Records excerpted from a collection:
● ● ● ● ● ● ●
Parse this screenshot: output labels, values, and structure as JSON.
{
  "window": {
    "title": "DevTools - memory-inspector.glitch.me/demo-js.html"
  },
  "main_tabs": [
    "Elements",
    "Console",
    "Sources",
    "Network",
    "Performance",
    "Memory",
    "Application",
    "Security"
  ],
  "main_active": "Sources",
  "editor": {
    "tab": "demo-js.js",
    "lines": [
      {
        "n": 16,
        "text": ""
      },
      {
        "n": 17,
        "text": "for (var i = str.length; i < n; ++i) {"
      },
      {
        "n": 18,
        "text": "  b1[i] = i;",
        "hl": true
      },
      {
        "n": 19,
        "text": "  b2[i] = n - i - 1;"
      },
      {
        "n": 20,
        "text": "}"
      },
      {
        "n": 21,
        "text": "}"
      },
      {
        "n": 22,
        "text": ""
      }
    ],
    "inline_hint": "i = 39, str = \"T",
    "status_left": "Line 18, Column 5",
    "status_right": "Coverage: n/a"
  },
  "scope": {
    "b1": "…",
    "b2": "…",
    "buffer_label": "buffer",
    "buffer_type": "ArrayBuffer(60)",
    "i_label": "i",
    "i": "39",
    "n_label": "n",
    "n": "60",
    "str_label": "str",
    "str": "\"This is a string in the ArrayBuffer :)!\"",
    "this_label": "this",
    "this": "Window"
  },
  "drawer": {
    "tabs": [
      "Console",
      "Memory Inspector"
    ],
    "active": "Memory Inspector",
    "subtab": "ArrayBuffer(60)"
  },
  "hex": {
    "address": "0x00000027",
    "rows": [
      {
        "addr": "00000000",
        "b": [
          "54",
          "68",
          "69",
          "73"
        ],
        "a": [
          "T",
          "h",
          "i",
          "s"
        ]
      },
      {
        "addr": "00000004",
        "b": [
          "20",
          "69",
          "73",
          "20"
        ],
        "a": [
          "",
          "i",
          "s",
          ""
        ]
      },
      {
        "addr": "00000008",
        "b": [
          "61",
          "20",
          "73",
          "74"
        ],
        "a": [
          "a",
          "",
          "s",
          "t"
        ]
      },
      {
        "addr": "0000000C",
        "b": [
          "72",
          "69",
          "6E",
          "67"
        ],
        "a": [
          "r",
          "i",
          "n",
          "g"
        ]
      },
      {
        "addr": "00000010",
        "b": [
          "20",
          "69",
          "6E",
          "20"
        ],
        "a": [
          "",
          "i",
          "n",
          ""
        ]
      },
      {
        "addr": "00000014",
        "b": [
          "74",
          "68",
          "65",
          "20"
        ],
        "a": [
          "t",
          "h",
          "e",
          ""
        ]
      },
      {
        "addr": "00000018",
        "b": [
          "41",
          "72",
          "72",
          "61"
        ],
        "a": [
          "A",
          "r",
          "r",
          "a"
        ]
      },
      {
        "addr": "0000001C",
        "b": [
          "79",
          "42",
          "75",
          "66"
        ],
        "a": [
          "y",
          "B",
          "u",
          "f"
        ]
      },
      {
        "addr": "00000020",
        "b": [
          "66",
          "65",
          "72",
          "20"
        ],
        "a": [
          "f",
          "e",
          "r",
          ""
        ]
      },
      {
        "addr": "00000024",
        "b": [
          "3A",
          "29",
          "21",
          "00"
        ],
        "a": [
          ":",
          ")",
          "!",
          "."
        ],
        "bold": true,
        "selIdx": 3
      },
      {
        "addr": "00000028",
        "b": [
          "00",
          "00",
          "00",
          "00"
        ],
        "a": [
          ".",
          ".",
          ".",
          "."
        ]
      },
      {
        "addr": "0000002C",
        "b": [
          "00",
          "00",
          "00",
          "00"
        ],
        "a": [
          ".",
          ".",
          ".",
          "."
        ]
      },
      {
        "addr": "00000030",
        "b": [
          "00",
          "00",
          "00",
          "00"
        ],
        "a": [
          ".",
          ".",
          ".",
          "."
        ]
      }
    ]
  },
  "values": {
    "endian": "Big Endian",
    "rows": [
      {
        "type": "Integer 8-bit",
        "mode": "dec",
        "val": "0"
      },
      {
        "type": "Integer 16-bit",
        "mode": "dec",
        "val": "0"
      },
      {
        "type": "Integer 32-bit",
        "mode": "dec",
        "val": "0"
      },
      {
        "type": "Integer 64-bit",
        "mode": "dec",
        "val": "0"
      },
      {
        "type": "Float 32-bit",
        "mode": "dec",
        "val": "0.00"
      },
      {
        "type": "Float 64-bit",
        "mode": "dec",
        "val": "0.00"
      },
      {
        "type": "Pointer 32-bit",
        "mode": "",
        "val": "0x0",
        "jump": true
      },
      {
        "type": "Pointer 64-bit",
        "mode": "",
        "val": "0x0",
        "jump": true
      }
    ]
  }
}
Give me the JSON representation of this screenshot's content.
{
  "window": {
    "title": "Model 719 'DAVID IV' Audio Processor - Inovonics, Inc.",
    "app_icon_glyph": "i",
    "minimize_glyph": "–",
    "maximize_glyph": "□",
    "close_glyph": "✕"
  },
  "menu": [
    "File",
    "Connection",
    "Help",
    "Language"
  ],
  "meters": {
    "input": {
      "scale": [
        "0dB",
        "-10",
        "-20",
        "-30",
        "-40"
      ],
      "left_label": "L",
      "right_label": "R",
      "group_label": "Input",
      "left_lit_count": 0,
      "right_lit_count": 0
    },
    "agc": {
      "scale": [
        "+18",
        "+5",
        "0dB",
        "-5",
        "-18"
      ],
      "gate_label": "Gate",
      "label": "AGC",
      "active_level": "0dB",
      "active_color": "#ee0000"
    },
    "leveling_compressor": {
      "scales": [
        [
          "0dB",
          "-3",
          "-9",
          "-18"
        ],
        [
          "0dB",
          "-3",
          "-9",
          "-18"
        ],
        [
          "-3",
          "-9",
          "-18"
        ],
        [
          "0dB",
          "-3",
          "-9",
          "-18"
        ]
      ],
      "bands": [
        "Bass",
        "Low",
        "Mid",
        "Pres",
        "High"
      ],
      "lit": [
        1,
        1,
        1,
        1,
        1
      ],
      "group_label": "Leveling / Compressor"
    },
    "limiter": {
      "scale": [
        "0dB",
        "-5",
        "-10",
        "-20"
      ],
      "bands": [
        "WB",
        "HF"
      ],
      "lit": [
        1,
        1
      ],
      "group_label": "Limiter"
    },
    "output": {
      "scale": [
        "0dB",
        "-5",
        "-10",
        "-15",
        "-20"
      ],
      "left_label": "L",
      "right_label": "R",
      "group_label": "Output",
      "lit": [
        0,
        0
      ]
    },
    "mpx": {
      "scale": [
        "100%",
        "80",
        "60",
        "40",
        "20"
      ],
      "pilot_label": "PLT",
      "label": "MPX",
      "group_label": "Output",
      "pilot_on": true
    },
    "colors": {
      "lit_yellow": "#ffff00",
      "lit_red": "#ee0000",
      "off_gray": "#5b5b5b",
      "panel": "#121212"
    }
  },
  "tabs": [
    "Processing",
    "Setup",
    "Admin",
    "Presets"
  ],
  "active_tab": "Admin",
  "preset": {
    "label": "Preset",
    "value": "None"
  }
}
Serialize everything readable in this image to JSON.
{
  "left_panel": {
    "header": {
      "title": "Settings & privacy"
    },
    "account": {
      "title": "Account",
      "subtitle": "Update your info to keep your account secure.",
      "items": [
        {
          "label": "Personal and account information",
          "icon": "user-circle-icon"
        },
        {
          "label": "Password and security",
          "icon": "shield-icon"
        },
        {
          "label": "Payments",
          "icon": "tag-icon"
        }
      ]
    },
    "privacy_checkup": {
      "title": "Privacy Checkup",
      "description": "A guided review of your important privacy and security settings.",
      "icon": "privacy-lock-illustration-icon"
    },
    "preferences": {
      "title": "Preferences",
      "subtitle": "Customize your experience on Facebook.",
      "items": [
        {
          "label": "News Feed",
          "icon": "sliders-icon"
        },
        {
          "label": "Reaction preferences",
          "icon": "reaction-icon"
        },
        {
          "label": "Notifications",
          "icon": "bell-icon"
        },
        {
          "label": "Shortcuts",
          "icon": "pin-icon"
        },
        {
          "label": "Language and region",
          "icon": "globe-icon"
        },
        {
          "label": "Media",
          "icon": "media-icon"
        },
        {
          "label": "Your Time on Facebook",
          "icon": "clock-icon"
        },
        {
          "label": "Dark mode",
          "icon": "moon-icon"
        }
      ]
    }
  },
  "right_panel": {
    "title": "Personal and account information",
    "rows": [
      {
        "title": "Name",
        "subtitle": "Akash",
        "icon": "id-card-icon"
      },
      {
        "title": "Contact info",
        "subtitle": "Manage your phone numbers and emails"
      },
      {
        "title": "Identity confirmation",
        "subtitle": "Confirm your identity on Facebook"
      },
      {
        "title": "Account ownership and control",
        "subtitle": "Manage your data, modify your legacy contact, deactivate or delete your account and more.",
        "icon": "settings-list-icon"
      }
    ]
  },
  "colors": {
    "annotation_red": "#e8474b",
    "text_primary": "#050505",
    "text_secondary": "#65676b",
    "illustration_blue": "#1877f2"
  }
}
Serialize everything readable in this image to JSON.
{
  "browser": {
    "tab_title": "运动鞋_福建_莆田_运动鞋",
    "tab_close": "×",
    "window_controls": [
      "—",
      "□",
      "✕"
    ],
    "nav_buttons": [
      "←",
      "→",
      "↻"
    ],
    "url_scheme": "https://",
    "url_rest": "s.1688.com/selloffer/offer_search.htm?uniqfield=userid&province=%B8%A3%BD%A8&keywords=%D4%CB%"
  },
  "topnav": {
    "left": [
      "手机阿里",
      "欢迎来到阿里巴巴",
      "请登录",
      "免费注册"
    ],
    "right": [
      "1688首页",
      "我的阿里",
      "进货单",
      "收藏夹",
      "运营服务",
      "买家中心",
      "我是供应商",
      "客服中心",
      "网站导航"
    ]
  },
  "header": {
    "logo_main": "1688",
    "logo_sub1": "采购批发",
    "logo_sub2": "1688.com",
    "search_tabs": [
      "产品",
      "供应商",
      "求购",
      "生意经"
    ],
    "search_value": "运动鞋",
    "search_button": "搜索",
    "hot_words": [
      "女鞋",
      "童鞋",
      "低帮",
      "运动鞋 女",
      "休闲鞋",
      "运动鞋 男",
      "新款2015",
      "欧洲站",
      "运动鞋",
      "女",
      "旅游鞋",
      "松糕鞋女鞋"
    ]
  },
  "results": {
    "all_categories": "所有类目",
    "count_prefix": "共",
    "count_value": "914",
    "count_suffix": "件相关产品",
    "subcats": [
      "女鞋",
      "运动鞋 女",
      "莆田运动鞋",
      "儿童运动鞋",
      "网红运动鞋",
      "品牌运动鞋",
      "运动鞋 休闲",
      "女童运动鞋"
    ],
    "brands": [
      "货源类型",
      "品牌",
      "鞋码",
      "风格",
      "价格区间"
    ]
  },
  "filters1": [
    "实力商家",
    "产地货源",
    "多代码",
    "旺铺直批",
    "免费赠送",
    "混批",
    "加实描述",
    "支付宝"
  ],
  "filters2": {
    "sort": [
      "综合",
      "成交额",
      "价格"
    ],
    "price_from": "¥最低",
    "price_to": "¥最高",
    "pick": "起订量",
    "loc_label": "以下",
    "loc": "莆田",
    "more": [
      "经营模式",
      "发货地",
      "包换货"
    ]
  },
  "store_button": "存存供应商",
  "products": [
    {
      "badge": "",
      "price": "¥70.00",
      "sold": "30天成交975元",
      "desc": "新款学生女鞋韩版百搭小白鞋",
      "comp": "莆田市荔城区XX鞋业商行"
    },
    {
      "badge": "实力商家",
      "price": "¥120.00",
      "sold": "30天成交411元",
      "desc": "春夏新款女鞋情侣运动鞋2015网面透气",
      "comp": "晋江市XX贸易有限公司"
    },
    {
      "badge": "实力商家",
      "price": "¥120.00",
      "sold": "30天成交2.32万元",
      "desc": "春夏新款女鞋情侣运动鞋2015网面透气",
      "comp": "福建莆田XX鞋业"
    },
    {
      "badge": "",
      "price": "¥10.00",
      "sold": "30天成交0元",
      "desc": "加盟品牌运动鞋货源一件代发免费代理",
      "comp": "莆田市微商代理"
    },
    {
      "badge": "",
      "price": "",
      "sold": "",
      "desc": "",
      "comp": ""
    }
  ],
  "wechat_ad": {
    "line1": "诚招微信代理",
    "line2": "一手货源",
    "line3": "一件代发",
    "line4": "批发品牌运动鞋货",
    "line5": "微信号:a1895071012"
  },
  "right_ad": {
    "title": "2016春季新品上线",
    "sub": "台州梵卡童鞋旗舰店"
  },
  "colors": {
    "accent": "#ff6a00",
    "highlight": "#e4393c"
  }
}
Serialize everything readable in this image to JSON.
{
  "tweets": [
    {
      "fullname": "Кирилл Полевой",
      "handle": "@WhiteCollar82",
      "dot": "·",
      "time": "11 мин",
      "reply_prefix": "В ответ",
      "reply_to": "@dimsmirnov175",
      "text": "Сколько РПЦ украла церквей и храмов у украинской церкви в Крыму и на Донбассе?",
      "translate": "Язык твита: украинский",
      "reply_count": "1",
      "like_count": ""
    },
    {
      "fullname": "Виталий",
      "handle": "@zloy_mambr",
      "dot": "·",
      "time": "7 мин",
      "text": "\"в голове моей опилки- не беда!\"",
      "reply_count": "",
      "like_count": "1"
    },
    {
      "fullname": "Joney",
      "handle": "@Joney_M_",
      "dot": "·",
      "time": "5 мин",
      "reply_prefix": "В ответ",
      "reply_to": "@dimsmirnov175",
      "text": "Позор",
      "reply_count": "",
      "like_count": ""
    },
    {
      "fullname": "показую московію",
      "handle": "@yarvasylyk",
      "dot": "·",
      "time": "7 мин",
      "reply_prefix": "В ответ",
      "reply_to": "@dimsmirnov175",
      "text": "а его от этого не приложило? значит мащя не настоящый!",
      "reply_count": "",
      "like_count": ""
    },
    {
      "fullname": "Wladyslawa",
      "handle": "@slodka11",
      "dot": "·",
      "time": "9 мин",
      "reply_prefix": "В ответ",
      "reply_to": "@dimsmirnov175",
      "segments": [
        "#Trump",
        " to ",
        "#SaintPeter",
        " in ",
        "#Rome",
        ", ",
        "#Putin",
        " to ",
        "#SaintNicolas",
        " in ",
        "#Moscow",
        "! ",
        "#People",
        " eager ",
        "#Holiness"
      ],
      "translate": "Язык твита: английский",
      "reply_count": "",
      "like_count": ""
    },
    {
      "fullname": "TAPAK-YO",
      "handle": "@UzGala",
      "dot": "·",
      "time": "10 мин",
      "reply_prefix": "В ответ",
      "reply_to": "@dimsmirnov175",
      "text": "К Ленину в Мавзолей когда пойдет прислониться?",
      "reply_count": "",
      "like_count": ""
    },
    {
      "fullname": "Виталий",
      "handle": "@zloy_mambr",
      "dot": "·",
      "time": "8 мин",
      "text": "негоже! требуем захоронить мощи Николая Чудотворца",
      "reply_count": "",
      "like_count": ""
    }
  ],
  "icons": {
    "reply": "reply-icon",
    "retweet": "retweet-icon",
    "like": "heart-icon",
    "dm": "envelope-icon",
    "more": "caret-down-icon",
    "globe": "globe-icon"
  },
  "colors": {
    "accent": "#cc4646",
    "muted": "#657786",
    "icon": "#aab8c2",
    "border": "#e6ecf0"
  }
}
● ● ● ● ● ● ●
Written instruction:
Lines containing the word "screenshot" must all be returned from the material above.

Solution for this exercise:
Parse this screenshot: output labels, values, and structure as JSON.
Give me the JSON representation of this screenshot's content.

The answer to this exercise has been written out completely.